## GIVEN EXERCISE
Report how many lines of the entries below contain the word "into", and nothing more.

## SOURCE RECORDS
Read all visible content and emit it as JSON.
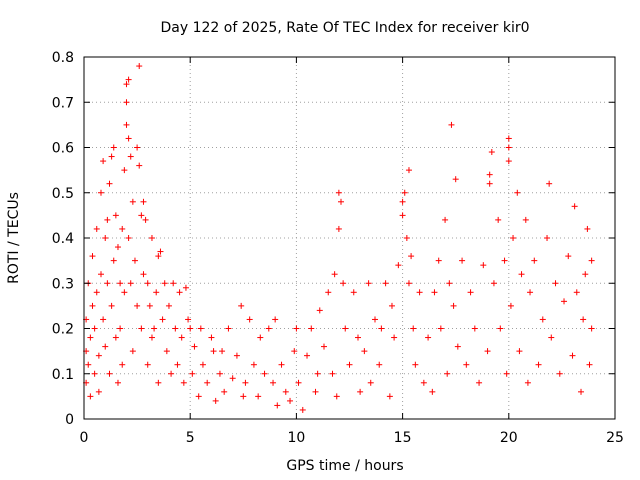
{
  "chart_data": {
    "type": "scatter",
    "title": "Day 122 of 2025, Rate Of TEC Index for receiver kir0",
    "xlabel": "GPS time / hours",
    "ylabel": "ROTI / TECUs",
    "xlim": [
      0,
      25
    ],
    "ylim": [
      0,
      0.8
    ],
    "xticks": [
      0,
      5,
      10,
      15,
      20,
      25
    ],
    "yticks": [
      0,
      0.1,
      0.2,
      0.3,
      0.4,
      0.5,
      0.6,
      0.7,
      0.8
    ],
    "xtick_labels": [
      "0",
      "5",
      "10",
      "15",
      "20",
      "25"
    ],
    "ytick_labels": [
      "0",
      "0.1",
      "0.2",
      "0.3",
      "0.4",
      "0.5",
      "0.6",
      "0.7",
      "0.8"
    ],
    "grid": true,
    "marker": "+",
    "color": "#ff0000",
    "series": [
      {
        "name": "ROTI",
        "points": [
          [
            0.1,
            0.08
          ],
          [
            0.1,
            0.15
          ],
          [
            0.1,
            0.22
          ],
          [
            0.2,
            0.3
          ],
          [
            0.2,
            0.12
          ],
          [
            0.3,
            0.18
          ],
          [
            0.3,
            0.05
          ],
          [
            0.4,
            0.25
          ],
          [
            0.4,
            0.36
          ],
          [
            0.5,
            0.1
          ],
          [
            0.5,
            0.2
          ],
          [
            0.6,
            0.28
          ],
          [
            0.6,
            0.42
          ],
          [
            0.7,
            0.14
          ],
          [
            0.7,
            0.06
          ],
          [
            0.8,
            0.32
          ],
          [
            0.8,
            0.5
          ],
          [
            0.9,
            0.57
          ],
          [
            0.9,
            0.22
          ],
          [
            1.0,
            0.4
          ],
          [
            1.0,
            0.16
          ],
          [
            1.1,
            0.44
          ],
          [
            1.1,
            0.3
          ],
          [
            1.2,
            0.52
          ],
          [
            1.2,
            0.1
          ],
          [
            1.3,
            0.58
          ],
          [
            1.3,
            0.25
          ],
          [
            1.4,
            0.6
          ],
          [
            1.4,
            0.35
          ],
          [
            1.5,
            0.45
          ],
          [
            1.5,
            0.18
          ],
          [
            1.6,
            0.38
          ],
          [
            1.6,
            0.08
          ],
          [
            1.7,
            0.3
          ],
          [
            1.7,
            0.2
          ],
          [
            1.8,
            0.42
          ],
          [
            1.8,
            0.12
          ],
          [
            1.9,
            0.55
          ],
          [
            1.9,
            0.28
          ],
          [
            2.0,
            0.65
          ],
          [
            2.0,
            0.74
          ],
          [
            2.0,
            0.7
          ],
          [
            2.1,
            0.75
          ],
          [
            2.1,
            0.62
          ],
          [
            2.1,
            0.4
          ],
          [
            2.2,
            0.58
          ],
          [
            2.2,
            0.3
          ],
          [
            2.3,
            0.48
          ],
          [
            2.3,
            0.15
          ],
          [
            2.4,
            0.35
          ],
          [
            2.5,
            0.6
          ],
          [
            2.5,
            0.25
          ],
          [
            2.6,
            0.78
          ],
          [
            2.6,
            0.56
          ],
          [
            2.7,
            0.45
          ],
          [
            2.7,
            0.2
          ],
          [
            2.8,
            0.48
          ],
          [
            2.8,
            0.32
          ],
          [
            2.9,
            0.44
          ],
          [
            3.0,
            0.3
          ],
          [
            3.0,
            0.12
          ],
          [
            3.1,
            0.25
          ],
          [
            3.2,
            0.4
          ],
          [
            3.2,
            0.18
          ],
          [
            3.3,
            0.2
          ],
          [
            3.4,
            0.28
          ],
          [
            3.5,
            0.36
          ],
          [
            3.5,
            0.08
          ],
          [
            3.6,
            0.37
          ],
          [
            3.7,
            0.22
          ],
          [
            3.8,
            0.3
          ],
          [
            3.9,
            0.15
          ],
          [
            4.0,
            0.25
          ],
          [
            4.1,
            0.1
          ],
          [
            4.2,
            0.3
          ],
          [
            4.3,
            0.2
          ],
          [
            4.4,
            0.12
          ],
          [
            4.5,
            0.28
          ],
          [
            4.6,
            0.18
          ],
          [
            4.7,
            0.08
          ],
          [
            4.8,
            0.29
          ],
          [
            4.9,
            0.22
          ],
          [
            5.0,
            0.2
          ],
          [
            5.1,
            0.1
          ],
          [
            5.2,
            0.16
          ],
          [
            5.4,
            0.05
          ],
          [
            5.5,
            0.2
          ],
          [
            5.6,
            0.12
          ],
          [
            5.8,
            0.08
          ],
          [
            6.0,
            0.18
          ],
          [
            6.1,
            0.15
          ],
          [
            6.2,
            0.04
          ],
          [
            6.4,
            0.1
          ],
          [
            6.5,
            0.15
          ],
          [
            6.6,
            0.06
          ],
          [
            6.8,
            0.2
          ],
          [
            7.0,
            0.09
          ],
          [
            7.2,
            0.14
          ],
          [
            7.4,
            0.25
          ],
          [
            7.5,
            0.05
          ],
          [
            7.6,
            0.08
          ],
          [
            7.8,
            0.22
          ],
          [
            8.0,
            0.12
          ],
          [
            8.2,
            0.05
          ],
          [
            8.3,
            0.18
          ],
          [
            8.5,
            0.1
          ],
          [
            8.7,
            0.2
          ],
          [
            8.9,
            0.08
          ],
          [
            9.0,
            0.22
          ],
          [
            9.1,
            0.03
          ],
          [
            9.3,
            0.12
          ],
          [
            9.5,
            0.06
          ],
          [
            9.7,
            0.04
          ],
          [
            9.9,
            0.15
          ],
          [
            10.0,
            0.2
          ],
          [
            10.1,
            0.08
          ],
          [
            10.3,
            0.02
          ],
          [
            10.5,
            0.14
          ],
          [
            10.7,
            0.2
          ],
          [
            10.9,
            0.06
          ],
          [
            11.0,
            0.1
          ],
          [
            11.1,
            0.24
          ],
          [
            11.3,
            0.16
          ],
          [
            11.5,
            0.28
          ],
          [
            11.7,
            0.1
          ],
          [
            11.8,
            0.32
          ],
          [
            11.9,
            0.05
          ],
          [
            12.0,
            0.5
          ],
          [
            12.0,
            0.42
          ],
          [
            12.1,
            0.48
          ],
          [
            12.2,
            0.3
          ],
          [
            12.3,
            0.2
          ],
          [
            12.5,
            0.12
          ],
          [
            12.7,
            0.28
          ],
          [
            12.9,
            0.18
          ],
          [
            13.0,
            0.06
          ],
          [
            13.2,
            0.15
          ],
          [
            13.4,
            0.3
          ],
          [
            13.5,
            0.08
          ],
          [
            13.7,
            0.22
          ],
          [
            13.9,
            0.12
          ],
          [
            14.0,
            0.2
          ],
          [
            14.2,
            0.3
          ],
          [
            14.4,
            0.05
          ],
          [
            14.5,
            0.25
          ],
          [
            14.6,
            0.18
          ],
          [
            14.8,
            0.34
          ],
          [
            15.0,
            0.45
          ],
          [
            15.0,
            0.48
          ],
          [
            15.1,
            0.5
          ],
          [
            15.2,
            0.4
          ],
          [
            15.3,
            0.55
          ],
          [
            15.3,
            0.3
          ],
          [
            15.4,
            0.36
          ],
          [
            15.5,
            0.2
          ],
          [
            15.6,
            0.12
          ],
          [
            15.8,
            0.28
          ],
          [
            16.0,
            0.08
          ],
          [
            16.2,
            0.18
          ],
          [
            16.4,
            0.06
          ],
          [
            16.5,
            0.28
          ],
          [
            16.7,
            0.35
          ],
          [
            16.8,
            0.2
          ],
          [
            17.0,
            0.44
          ],
          [
            17.1,
            0.1
          ],
          [
            17.2,
            0.3
          ],
          [
            17.3,
            0.65
          ],
          [
            17.4,
            0.25
          ],
          [
            17.5,
            0.53
          ],
          [
            17.6,
            0.16
          ],
          [
            17.8,
            0.35
          ],
          [
            18.0,
            0.12
          ],
          [
            18.2,
            0.28
          ],
          [
            18.4,
            0.2
          ],
          [
            18.6,
            0.08
          ],
          [
            18.8,
            0.34
          ],
          [
            19.0,
            0.15
          ],
          [
            19.1,
            0.52
          ],
          [
            19.1,
            0.54
          ],
          [
            19.2,
            0.59
          ],
          [
            19.3,
            0.3
          ],
          [
            19.5,
            0.44
          ],
          [
            19.6,
            0.2
          ],
          [
            19.8,
            0.35
          ],
          [
            19.9,
            0.1
          ],
          [
            20.0,
            0.6
          ],
          [
            20.0,
            0.57
          ],
          [
            20.0,
            0.62
          ],
          [
            20.1,
            0.25
          ],
          [
            20.2,
            0.4
          ],
          [
            20.4,
            0.5
          ],
          [
            20.5,
            0.15
          ],
          [
            20.6,
            0.32
          ],
          [
            20.8,
            0.44
          ],
          [
            20.9,
            0.08
          ],
          [
            21.0,
            0.28
          ],
          [
            21.2,
            0.35
          ],
          [
            21.4,
            0.12
          ],
          [
            21.6,
            0.22
          ],
          [
            21.8,
            0.4
          ],
          [
            21.9,
            0.52
          ],
          [
            22.0,
            0.18
          ],
          [
            22.2,
            0.3
          ],
          [
            22.4,
            0.1
          ],
          [
            22.6,
            0.26
          ],
          [
            22.8,
            0.36
          ],
          [
            23.0,
            0.14
          ],
          [
            23.1,
            0.47
          ],
          [
            23.2,
            0.28
          ],
          [
            23.4,
            0.06
          ],
          [
            23.5,
            0.22
          ],
          [
            23.6,
            0.32
          ],
          [
            23.7,
            0.42
          ],
          [
            23.8,
            0.12
          ],
          [
            23.9,
            0.35
          ],
          [
            23.9,
            0.2
          ]
        ]
      }
    ]
  }
}
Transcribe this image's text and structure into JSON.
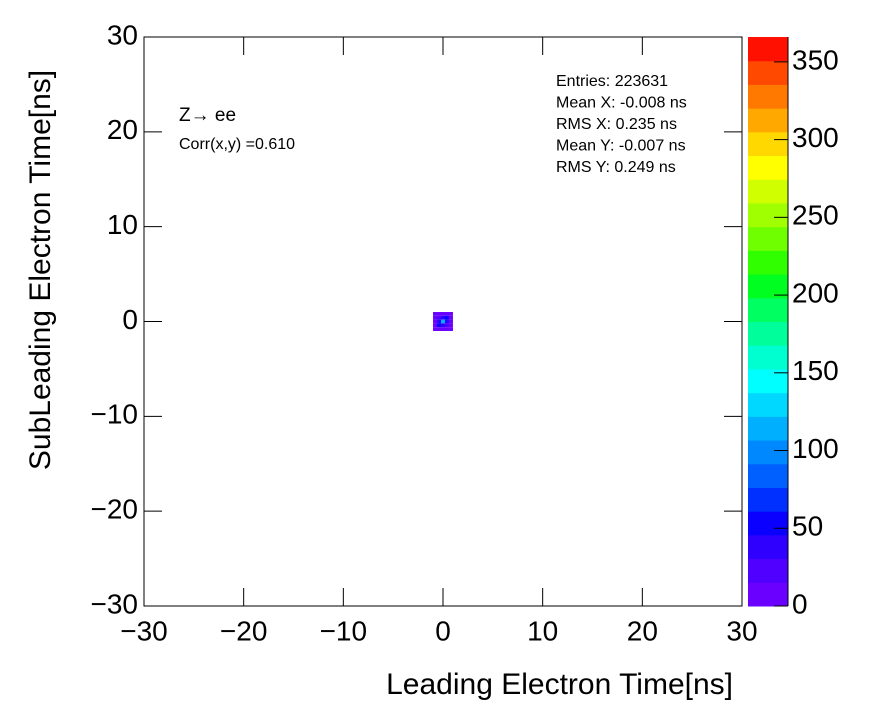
{
  "chart_data": {
    "type": "heatmap",
    "x_label": "Leading Electron Time[ns]",
    "y_label": "SubLeading Electron Time[ns]",
    "annotations": [
      "Z→ ee",
      "Corr(x,y) =0.610"
    ],
    "stats": [
      "Entries: 223631",
      "Mean X: -0.008 ns",
      "RMS X: 0.235 ns",
      "Mean Y: -0.007 ns",
      "RMS Y: 0.249 ns"
    ],
    "xlim": [
      -30,
      30
    ],
    "ylim": [
      -30,
      30
    ],
    "zlim": [
      0,
      366
    ],
    "xticks": [
      {
        "value": -30,
        "label": "−30"
      },
      {
        "value": -20,
        "label": "−20"
      },
      {
        "value": -10,
        "label": "−10"
      },
      0,
      10,
      20,
      30
    ],
    "yticks": [
      {
        "value": -30,
        "label": "−30"
      },
      {
        "value": -20,
        "label": "−20"
      },
      {
        "value": -10,
        "label": "−10"
      },
      0,
      10,
      20,
      30
    ],
    "zticks": [
      0,
      50,
      100,
      150,
      200,
      250,
      300,
      350
    ],
    "bin_width": 0.4,
    "x": [
      -0.8,
      -0.4,
      0,
      0.4,
      0.8,
      -0.8,
      -0.4,
      0,
      0.4,
      0.8,
      -0.8,
      -0.4,
      0,
      0.4,
      0.8,
      -0.8,
      -0.4,
      0,
      0.4,
      0.8,
      -0.8,
      -0.4,
      0,
      0.4,
      0.8
    ],
    "y": [
      0.8,
      0.8,
      0.8,
      0.8,
      0.8,
      0.4,
      0.4,
      0.4,
      0.4,
      0.4,
      0,
      0,
      0,
      0,
      0,
      -0.4,
      -0.4,
      -0.4,
      -0.4,
      -0.4,
      -0.8,
      -0.8,
      -0.8,
      -0.8,
      -0.8
    ],
    "values": [
      2,
      5,
      10,
      15,
      8,
      5,
      20,
      45,
      60,
      15,
      8,
      40,
      120,
      40,
      8,
      15,
      60,
      45,
      20,
      5,
      8,
      15,
      10,
      5,
      2
    ],
    "palette": [
      "#6a00ff",
      "#5000ff",
      "#3000ff",
      "#0a00ff",
      "#0030ff",
      "#0060ff",
      "#0088ff",
      "#00b0ff",
      "#00d8ff",
      "#00ffff",
      "#00ffd0",
      "#00ff9a",
      "#00ff60",
      "#00ff20",
      "#30ff00",
      "#70ff00",
      "#a0ff00",
      "#d0ff00",
      "#ffff00",
      "#ffd800",
      "#ffa800",
      "#ff7800",
      "#ff4800",
      "#ff1000"
    ]
  }
}
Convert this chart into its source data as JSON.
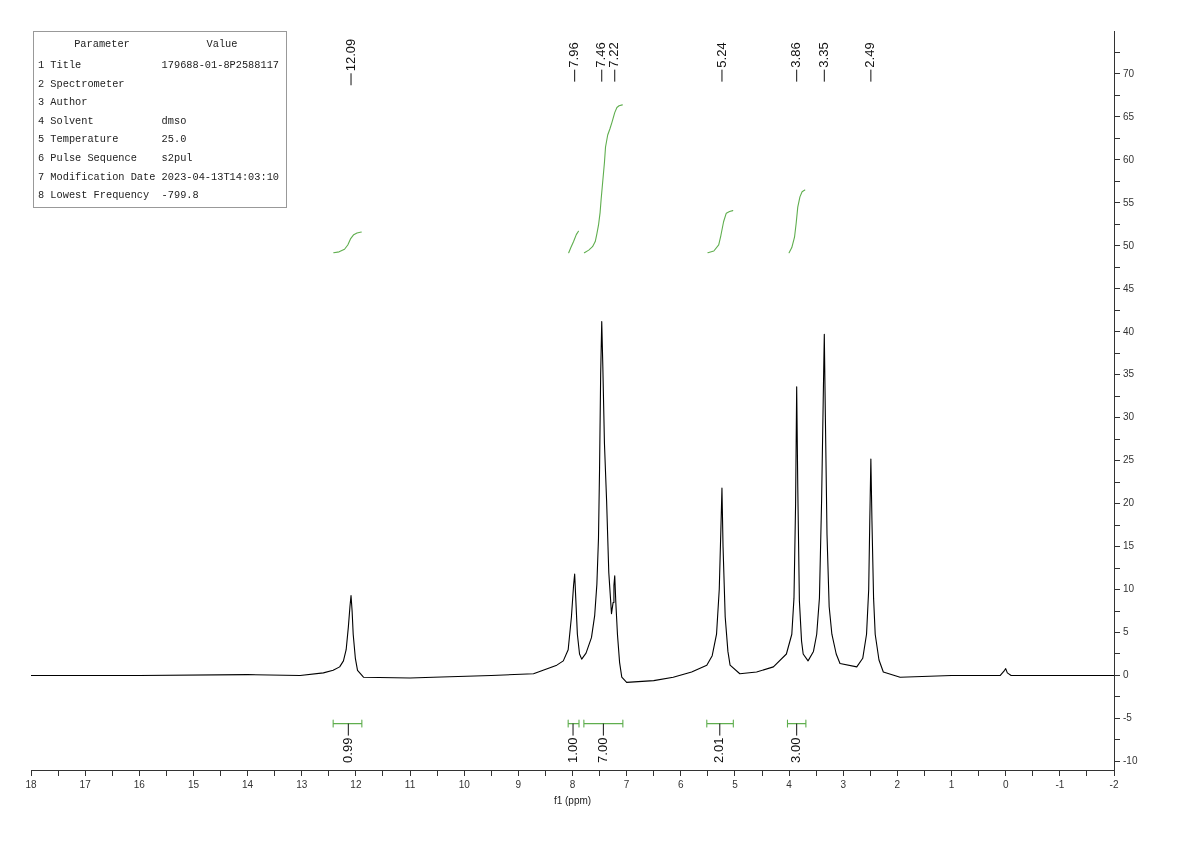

## REPLY TO THE EXERCISE
2